▸ Problèmes à résoudre:
1. Recopiez, dans l'article sur la cession de WFS, tout le passage allant de « La cession de » jusqu'à « faire de commentaires. ».
2. Poursuivez l'article consacré à la vente de WFS par LBO France après sa dernière phrase.

▸ Bloc de texte:
---+---

La cession de WFS par LBO France achoppe sur le prix
Après les sorties emblématiques de Medipartenaires, Poult et Labeyrie, LBO France voit le processus de vente de WFS, l’ex-filiale de services aéroportuaires de Vinci, contrarié. Réputée exigeante sur la valeur des actifs qu’elle vend, la société de gestion dirigée par Robert Daussun était en négociations exclusives avec son homologue américain Platinum Equity au mois de juillet. Mais celles-ci ont pris fin, a appris L’Agefi de plusieurs sources concordantes, confirmant les informations de Bloomberg. LBO France, qui a mandaté Sycomore Corporate Finance et ING pour organiser le processus de vente, n’a pas souhaité faire de commentaires.
Platinum Equity (peu actif en France) a tenté d’obtenir une ristourne sur le prix convenu au début des négociations –lequel était de 360 millions d’euros selon une source, soit 8 fois l’Ebitda de WFS en 2013 et 6,1 fois son Ebitda projeté pour 2014. Mal lui en a pris, visiblement.

---+---

▸ Enregistrements:

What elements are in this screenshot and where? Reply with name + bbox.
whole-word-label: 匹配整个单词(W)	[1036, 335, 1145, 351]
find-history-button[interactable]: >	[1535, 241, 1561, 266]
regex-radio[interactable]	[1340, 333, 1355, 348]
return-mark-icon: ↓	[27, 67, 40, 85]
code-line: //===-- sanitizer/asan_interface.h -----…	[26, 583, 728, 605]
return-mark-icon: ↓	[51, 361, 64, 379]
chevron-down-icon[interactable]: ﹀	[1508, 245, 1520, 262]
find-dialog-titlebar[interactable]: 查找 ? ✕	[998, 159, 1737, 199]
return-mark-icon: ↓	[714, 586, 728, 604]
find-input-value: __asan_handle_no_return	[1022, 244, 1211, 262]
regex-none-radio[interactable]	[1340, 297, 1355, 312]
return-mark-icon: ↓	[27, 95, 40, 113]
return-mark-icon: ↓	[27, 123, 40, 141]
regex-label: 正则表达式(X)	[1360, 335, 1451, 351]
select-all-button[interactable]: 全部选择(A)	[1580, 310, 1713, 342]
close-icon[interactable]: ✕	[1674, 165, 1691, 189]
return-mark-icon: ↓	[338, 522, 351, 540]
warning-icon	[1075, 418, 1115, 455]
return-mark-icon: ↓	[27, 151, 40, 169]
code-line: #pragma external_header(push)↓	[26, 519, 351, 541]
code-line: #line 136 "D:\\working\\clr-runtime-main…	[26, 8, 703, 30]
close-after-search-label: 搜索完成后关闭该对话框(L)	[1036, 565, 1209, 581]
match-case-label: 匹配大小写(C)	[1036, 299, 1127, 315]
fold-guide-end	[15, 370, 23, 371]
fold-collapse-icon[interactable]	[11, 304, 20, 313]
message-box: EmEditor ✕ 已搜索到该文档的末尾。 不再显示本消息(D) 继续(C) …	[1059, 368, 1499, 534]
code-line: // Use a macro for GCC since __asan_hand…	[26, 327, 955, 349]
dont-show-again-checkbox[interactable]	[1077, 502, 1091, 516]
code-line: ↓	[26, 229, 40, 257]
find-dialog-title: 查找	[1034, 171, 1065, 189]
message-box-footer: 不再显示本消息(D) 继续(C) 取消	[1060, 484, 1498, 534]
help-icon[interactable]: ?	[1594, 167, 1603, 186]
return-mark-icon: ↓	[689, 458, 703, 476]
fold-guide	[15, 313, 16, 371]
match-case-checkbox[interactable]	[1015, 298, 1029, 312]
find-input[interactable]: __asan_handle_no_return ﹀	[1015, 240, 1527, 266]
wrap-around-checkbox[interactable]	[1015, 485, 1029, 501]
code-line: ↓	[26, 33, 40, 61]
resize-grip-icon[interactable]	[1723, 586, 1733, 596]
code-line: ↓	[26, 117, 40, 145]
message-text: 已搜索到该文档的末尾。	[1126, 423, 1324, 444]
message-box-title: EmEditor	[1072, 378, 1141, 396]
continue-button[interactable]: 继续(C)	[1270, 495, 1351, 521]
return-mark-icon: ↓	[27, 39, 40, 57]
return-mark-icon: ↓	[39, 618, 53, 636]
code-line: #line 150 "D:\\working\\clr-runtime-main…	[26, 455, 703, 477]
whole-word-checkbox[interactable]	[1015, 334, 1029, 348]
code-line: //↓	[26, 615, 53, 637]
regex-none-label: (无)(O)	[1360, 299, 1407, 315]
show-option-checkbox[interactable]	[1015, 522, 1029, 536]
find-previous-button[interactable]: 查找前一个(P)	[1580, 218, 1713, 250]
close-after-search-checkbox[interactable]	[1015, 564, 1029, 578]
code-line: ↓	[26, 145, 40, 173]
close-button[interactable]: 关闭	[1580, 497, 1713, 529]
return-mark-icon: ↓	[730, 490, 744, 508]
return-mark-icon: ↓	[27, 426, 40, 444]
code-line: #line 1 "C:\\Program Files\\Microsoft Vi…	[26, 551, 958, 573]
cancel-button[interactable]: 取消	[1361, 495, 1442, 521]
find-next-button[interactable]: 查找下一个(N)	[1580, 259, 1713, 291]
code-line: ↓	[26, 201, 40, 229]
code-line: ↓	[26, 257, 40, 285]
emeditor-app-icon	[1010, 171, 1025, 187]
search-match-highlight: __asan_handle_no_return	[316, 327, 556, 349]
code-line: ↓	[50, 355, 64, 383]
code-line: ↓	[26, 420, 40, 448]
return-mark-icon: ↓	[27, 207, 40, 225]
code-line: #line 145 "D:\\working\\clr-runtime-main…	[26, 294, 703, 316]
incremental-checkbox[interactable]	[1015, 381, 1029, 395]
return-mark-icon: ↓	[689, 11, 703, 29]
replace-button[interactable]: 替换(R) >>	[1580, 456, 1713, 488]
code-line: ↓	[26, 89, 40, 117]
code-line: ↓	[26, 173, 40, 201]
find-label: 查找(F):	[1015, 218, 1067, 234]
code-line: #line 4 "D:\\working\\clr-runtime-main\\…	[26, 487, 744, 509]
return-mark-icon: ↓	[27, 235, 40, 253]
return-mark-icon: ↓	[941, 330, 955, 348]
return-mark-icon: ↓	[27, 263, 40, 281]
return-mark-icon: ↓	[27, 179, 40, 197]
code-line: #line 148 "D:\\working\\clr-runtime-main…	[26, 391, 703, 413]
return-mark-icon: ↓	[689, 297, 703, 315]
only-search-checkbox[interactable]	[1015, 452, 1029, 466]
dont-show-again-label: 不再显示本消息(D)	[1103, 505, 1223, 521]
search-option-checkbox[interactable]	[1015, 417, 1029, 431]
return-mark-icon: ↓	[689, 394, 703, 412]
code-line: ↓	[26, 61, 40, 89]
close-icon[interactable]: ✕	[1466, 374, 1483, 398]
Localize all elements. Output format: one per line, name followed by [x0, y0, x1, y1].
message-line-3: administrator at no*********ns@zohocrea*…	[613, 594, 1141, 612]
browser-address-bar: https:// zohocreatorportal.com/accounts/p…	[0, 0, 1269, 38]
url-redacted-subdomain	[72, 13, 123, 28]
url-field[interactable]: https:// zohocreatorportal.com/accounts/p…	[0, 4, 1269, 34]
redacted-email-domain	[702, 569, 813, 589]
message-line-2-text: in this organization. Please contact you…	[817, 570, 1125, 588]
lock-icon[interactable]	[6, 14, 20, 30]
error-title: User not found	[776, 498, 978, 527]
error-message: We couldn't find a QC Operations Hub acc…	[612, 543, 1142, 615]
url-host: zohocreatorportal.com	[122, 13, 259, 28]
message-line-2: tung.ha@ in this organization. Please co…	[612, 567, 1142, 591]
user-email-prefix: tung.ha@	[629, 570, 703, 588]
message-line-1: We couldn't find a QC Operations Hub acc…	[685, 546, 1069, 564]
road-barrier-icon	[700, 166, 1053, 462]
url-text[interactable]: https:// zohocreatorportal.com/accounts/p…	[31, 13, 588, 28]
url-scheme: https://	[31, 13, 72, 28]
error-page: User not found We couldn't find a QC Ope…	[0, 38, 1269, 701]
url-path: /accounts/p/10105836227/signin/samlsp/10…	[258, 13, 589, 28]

---+---

▸ Corrigé de l'exercice:
1.
La cession de WFS par LBO France achoppe sur le prix
Après les sorties emblématiques de Medipartenaires, Poult et Labeyrie, LBO France voit le processus de vente de WFS, l’ex-filiale de services aéroportuaires de Vinci, contrarié. Réputée exigeante sur la valeur des actifs qu’elle vend, la société de gestion dirigée par Robert Daussun était en négociations exclusives avec son homologue américain Platinum Equity au mois de juillet. Mais celles-ci ont pris fin, a appris L’Agefi de plusieurs sources concordantes, confirmant les informations de Bloomberg. LBO France, qui a mandaté Sycomore Corporate Finance et ING pour organiser le processus de vente, n’a pas souhaité faire de commentaires.

2.
«Le fait que l’exclusivité des négociations est désormais caduque ne signifie pas que les contacts avec Platinum sont totalement rompus», prévient toutefois un professionnel proche des discussions. Mais, selon nos informations, LBO France et ses conseils sont en train de reprendre langue avec les candidats malheureux du deuxième tour de l’appel d’offres. Parmi eux, le britannique TDR Capital, Qualium et l’américain MidOcean Partners, qui avait déjà échoué à acquérir WFS en 2006. En outre, LBO France n’hésiterait pas à élargir encore le cercle. L’idée est de mélanger fonds et industriels.
Reste à savoir si LBO France parviendra à convaincre les candidats éconduits une première fois de mettre le prix souhaité. Le débat ne porte pas sur la qualité intrinsèque de WFS, qui n’est pas discutée. «Ce type de société exige beaucoup de capex; il ne faut pas raisonner en Ebitda pour en déterminer la valeur, mais en Ebit. Dans ce cas, le prix demandé fait peur», indique un professionnel ayant regardé le dossier.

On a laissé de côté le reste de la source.